*What needs to be done*. Copy out the entries in full and with complete accuracy; pictures are excluded.

+++ Entries supplied

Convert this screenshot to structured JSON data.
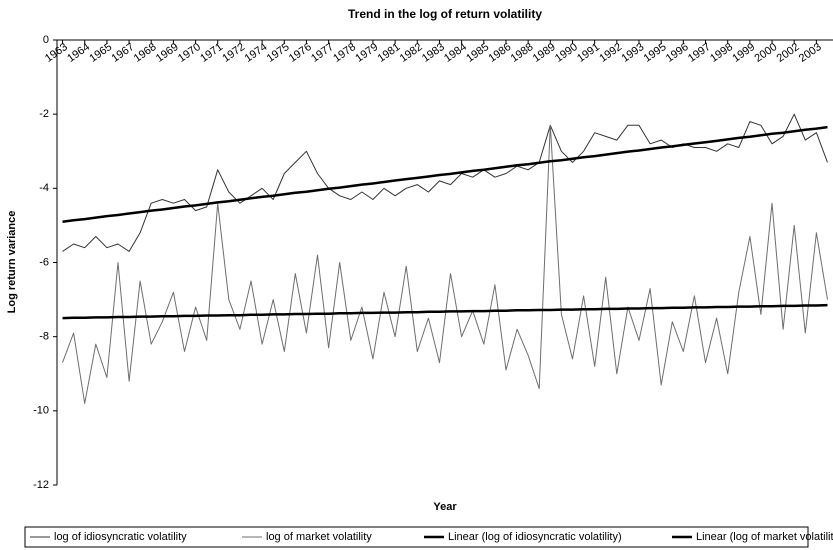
{
  "chart_data": {
    "type": "line",
    "title": "Trend in the log of return volatility",
    "x_label": "Year",
    "y_label": "Log return variance",
    "categories": [
      "1963",
      null,
      "1964",
      null,
      "1965",
      null,
      "1967",
      null,
      "1968",
      null,
      "1969",
      null,
      "1970",
      null,
      "1971",
      null,
      "1972",
      null,
      "1974",
      null,
      "1975",
      null,
      "1976",
      null,
      "1977",
      null,
      "1978",
      null,
      "1979",
      null,
      "1981",
      null,
      "1982",
      null,
      "1983",
      null,
      "1984",
      null,
      "1985",
      null,
      "1986",
      null,
      "1988",
      null,
      "1989",
      null,
      "1990",
      null,
      "1991",
      null,
      "1992",
      null,
      "1993",
      null,
      "1995",
      null,
      "1996",
      null,
      "1997",
      null,
      "1998",
      null,
      "1999",
      null,
      "2000",
      null,
      "2002",
      null,
      "2003",
      null
    ],
    "series": [
      {
        "name": "log of idiosyncratic volatility",
        "color": "#333333",
        "width": 1,
        "values": [
          -5.7,
          -5.5,
          -5.6,
          -5.3,
          -5.6,
          -5.5,
          -5.7,
          -5.2,
          -4.4,
          -4.3,
          -4.4,
          -4.3,
          -4.6,
          -4.5,
          -3.5,
          -4.1,
          -4.4,
          -4.2,
          -4.0,
          -4.3,
          -3.6,
          -3.3,
          -3.0,
          -3.6,
          -4.0,
          -4.2,
          -4.3,
          -4.1,
          -4.3,
          -4.0,
          -4.2,
          -4.0,
          -3.9,
          -4.1,
          -3.8,
          -3.9,
          -3.6,
          -3.7,
          -3.5,
          -3.7,
          -3.6,
          -3.4,
          -3.5,
          -3.3,
          -2.3,
          -3.0,
          -3.3,
          -3.0,
          -2.5,
          -2.6,
          -2.7,
          -2.3,
          -2.3,
          -2.8,
          -2.7,
          -2.9,
          -2.8,
          -2.9,
          -2.9,
          -3.0,
          -2.8,
          -2.9,
          -2.2,
          -2.3,
          -2.8,
          -2.6,
          -2.0,
          -2.7,
          -2.5,
          -3.3
        ]
      },
      {
        "name": "log of market volatility",
        "color": "#6e6e6e",
        "width": 1,
        "values": [
          -8.7,
          -7.9,
          -9.8,
          -8.2,
          -9.1,
          -6.0,
          -9.2,
          -6.5,
          -8.2,
          -7.6,
          -6.8,
          -8.4,
          -7.2,
          -8.1,
          -4.4,
          -7.0,
          -7.8,
          -6.5,
          -8.2,
          -7.0,
          -8.4,
          -6.3,
          -7.9,
          -5.8,
          -8.3,
          -6.0,
          -8.1,
          -7.2,
          -8.6,
          -6.8,
          -8.0,
          -6.1,
          -8.4,
          -7.5,
          -8.7,
          -6.3,
          -8.0,
          -7.3,
          -8.2,
          -6.6,
          -8.9,
          -7.8,
          -8.5,
          -9.4,
          -2.3,
          -7.4,
          -8.6,
          -6.9,
          -8.8,
          -6.4,
          -9.0,
          -7.2,
          -8.1,
          -6.7,
          -9.3,
          -7.6,
          -8.4,
          -6.9,
          -8.7,
          -7.5,
          -9.0,
          -6.8,
          -5.3,
          -7.4,
          -4.4,
          -7.8,
          -5.0,
          -7.9,
          -5.2,
          -7.0
        ]
      },
      {
        "name": "Linear (log of idiosyncratic volatility)",
        "color": "#000000",
        "width": 2.5,
        "values": [
          -4.9,
          -4.86,
          -4.83,
          -4.79,
          -4.75,
          -4.72,
          -4.68,
          -4.64,
          -4.6,
          -4.57,
          -4.53,
          -4.49,
          -4.46,
          -4.42,
          -4.38,
          -4.35,
          -4.31,
          -4.27,
          -4.23,
          -4.2,
          -4.16,
          -4.12,
          -4.09,
          -4.05,
          -4.01,
          -3.98,
          -3.94,
          -3.9,
          -3.87,
          -3.83,
          -3.79,
          -3.75,
          -3.72,
          -3.68,
          -3.64,
          -3.61,
          -3.57,
          -3.53,
          -3.5,
          -3.46,
          -3.42,
          -3.38,
          -3.35,
          -3.31,
          -3.27,
          -3.24,
          -3.2,
          -3.16,
          -3.13,
          -3.09,
          -3.05,
          -3.01,
          -2.98,
          -2.94,
          -2.9,
          -2.87,
          -2.83,
          -2.79,
          -2.76,
          -2.72,
          -2.68,
          -2.64,
          -2.61,
          -2.57,
          -2.53,
          -2.5,
          -2.46,
          -2.42,
          -2.39,
          -2.35
        ]
      },
      {
        "name": "Linear (log of market volatility)",
        "color": "#000000",
        "width": 2.5,
        "values": [
          -7.5,
          -7.49,
          -7.49,
          -7.48,
          -7.48,
          -7.47,
          -7.47,
          -7.46,
          -7.46,
          -7.45,
          -7.45,
          -7.44,
          -7.44,
          -7.43,
          -7.43,
          -7.42,
          -7.42,
          -7.41,
          -7.41,
          -7.4,
          -7.4,
          -7.39,
          -7.39,
          -7.38,
          -7.38,
          -7.37,
          -7.37,
          -7.36,
          -7.36,
          -7.35,
          -7.35,
          -7.34,
          -7.34,
          -7.33,
          -7.33,
          -7.32,
          -7.32,
          -7.31,
          -7.31,
          -7.3,
          -7.3,
          -7.29,
          -7.29,
          -7.28,
          -7.28,
          -7.27,
          -7.27,
          -7.26,
          -7.26,
          -7.25,
          -7.25,
          -7.24,
          -7.24,
          -7.23,
          -7.23,
          -7.22,
          -7.22,
          -7.21,
          -7.21,
          -7.2,
          -7.2,
          -7.19,
          -7.19,
          -7.18,
          -7.18,
          -7.17,
          -7.17,
          -7.16,
          -7.16,
          -7.15
        ]
      }
    ],
    "ylim": [
      -12,
      0
    ],
    "yticks": [
      0,
      -2,
      -4,
      -6,
      -8,
      -10,
      -12
    ],
    "grid": false,
    "legend": "bottom"
  }
}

++++++

*Response for this exercise*.
Convert this screenshot to structured JSON data.
{
  "chart_data": {
    "type": "line",
    "title": "Trend in the log of return volatility",
    "x_label": "Year",
    "y_label": "Log return variance",
    "categories": [
      "1963",
      null,
      "1964",
      null,
      "1965",
      null,
      "1967",
      null,
      "1968",
      null,
      "1969",
      null,
      "1970",
      null,
      "1971",
      null,
      "1972",
      null,
      "1974",
      null,
      "1975",
      null,
      "1976",
      null,
      "1977",
      null,
      "1978",
      null,
      "1979",
      null,
      "1981",
      null,
      "1982",
      null,
      "1983",
      null,
      "1984",
      null,
      "1985",
      null,
      "1986",
      null,
      "1988",
      null,
      "1989",
      null,
      "1990",
      null,
      "1991",
      null,
      "1992",
      null,
      "1993",
      null,
      "1995",
      null,
      "1996",
      null,
      "1997",
      null,
      "1998",
      null,
      "1999",
      null,
      "2000",
      null,
      "2002",
      null,
      "2003",
      null
    ],
    "series": [
      {
        "name": "log of idiosyncratic volatility",
        "color": "#333333",
        "width": 1,
        "values": [
          -5.7,
          -5.5,
          -5.6,
          -5.3,
          -5.6,
          -5.5,
          -5.7,
          -5.2,
          -4.4,
          -4.3,
          -4.4,
          -4.3,
          -4.6,
          -4.5,
          -3.5,
          -4.1,
          -4.4,
          -4.2,
          -4.0,
          -4.3,
          -3.6,
          -3.3,
          -3.0,
          -3.6,
          -4.0,
          -4.2,
          -4.3,
          -4.1,
          -4.3,
          -4.0,
          -4.2,
          -4.0,
          -3.9,
          -4.1,
          -3.8,
          -3.9,
          -3.6,
          -3.7,
          -3.5,
          -3.7,
          -3.6,
          -3.4,
          -3.5,
          -3.3,
          -2.3,
          -3.0,
          -3.3,
          -3.0,
          -2.5,
          -2.6,
          -2.7,
          -2.3,
          -2.3,
          -2.8,
          -2.7,
          -2.9,
          -2.8,
          -2.9,
          -2.9,
          -3.0,
          -2.8,
          -2.9,
          -2.2,
          -2.3,
          -2.8,
          -2.6,
          -2.0,
          -2.7,
          -2.5,
          -3.3
        ]
      },
      {
        "name": "log of market volatility",
        "color": "#6e6e6e",
        "width": 1,
        "values": [
          -8.7,
          -7.9,
          -9.8,
          -8.2,
          -9.1,
          -6.0,
          -9.2,
          -6.5,
          -8.2,
          -7.6,
          -6.8,
          -8.4,
          -7.2,
          -8.1,
          -4.4,
          -7.0,
          -7.8,
          -6.5,
          -8.2,
          -7.0,
          -8.4,
          -6.3,
          -7.9,
          -5.8,
          -8.3,
          -6.0,
          -8.1,
          -7.2,
          -8.6,
          -6.8,
          -8.0,
          -6.1,
          -8.4,
          -7.5,
          -8.7,
          -6.3,
          -8.0,
          -7.3,
          -8.2,
          -6.6,
          -8.9,
          -7.8,
          -8.5,
          -9.4,
          -2.3,
          -7.4,
          -8.6,
          -6.9,
          -8.8,
          -6.4,
          -9.0,
          -7.2,
          -8.1,
          -6.7,
          -9.3,
          -7.6,
          -8.4,
          -6.9,
          -8.7,
          -7.5,
          -9.0,
          -6.8,
          -5.3,
          -7.4,
          -4.4,
          -7.8,
          -5.0,
          -7.9,
          -5.2,
          -7.0
        ]
      },
      {
        "name": "Linear (log of idiosyncratic volatility)",
        "color": "#000000",
        "width": 2.5,
        "values": [
          -4.9,
          -4.86,
          -4.83,
          -4.79,
          -4.75,
          -4.72,
          -4.68,
          -4.64,
          -4.6,
          -4.57,
          -4.53,
          -4.49,
          -4.46,
          -4.42,
          -4.38,
          -4.35,
          -4.31,
          -4.27,
          -4.23,
          -4.2,
          -4.16,
          -4.12,
          -4.09,
          -4.05,
          -4.01,
          -3.98,
          -3.94,
          -3.9,
          -3.87,
          -3.83,
          -3.79,
          -3.75,
          -3.72,
          -3.68,
          -3.64,
          -3.61,
          -3.57,
          -3.53,
          -3.5,
          -3.46,
          -3.42,
          -3.38,
          -3.35,
          -3.31,
          -3.27,
          -3.24,
          -3.2,
          -3.16,
          -3.13,
          -3.09,
          -3.05,
          -3.01,
          -2.98,
          -2.94,
          -2.9,
          -2.87,
          -2.83,
          -2.79,
          -2.76,
          -2.72,
          -2.68,
          -2.64,
          -2.61,
          -2.57,
          -2.53,
          -2.5,
          -2.46,
          -2.42,
          -2.39,
          -2.35
        ]
      },
      {
        "name": "Linear (log of market volatility)",
        "color": "#000000",
        "width": 2.5,
        "values": [
          -7.5,
          -7.49,
          -7.49,
          -7.48,
          -7.48,
          -7.47,
          -7.47,
          -7.46,
          -7.46,
          -7.45,
          -7.45,
          -7.44,
          -7.44,
          -7.43,
          -7.43,
          -7.42,
          -7.42,
          -7.41,
          -7.41,
          -7.4,
          -7.4,
          -7.39,
          -7.39,
          -7.38,
          -7.38,
          -7.37,
          -7.37,
          -7.36,
          -7.36,
          -7.35,
          -7.35,
          -7.34,
          -7.34,
          -7.33,
          -7.33,
          -7.32,
          -7.32,
          -7.31,
          -7.31,
          -7.3,
          -7.3,
          -7.29,
          -7.29,
          -7.28,
          -7.28,
          -7.27,
          -7.27,
          -7.26,
          -7.26,
          -7.25,
          -7.25,
          -7.24,
          -7.24,
          -7.23,
          -7.23,
          -7.22,
          -7.22,
          -7.21,
          -7.21,
          -7.2,
          -7.2,
          -7.19,
          -7.19,
          -7.18,
          -7.18,
          -7.17,
          -7.17,
          -7.16,
          -7.16,
          -7.15
        ]
      }
    ],
    "ylim": [
      -12,
      0
    ],
    "yticks": [
      0,
      -2,
      -4,
      -6,
      -8,
      -10,
      -12
    ],
    "grid": false,
    "legend": "bottom"
  }
}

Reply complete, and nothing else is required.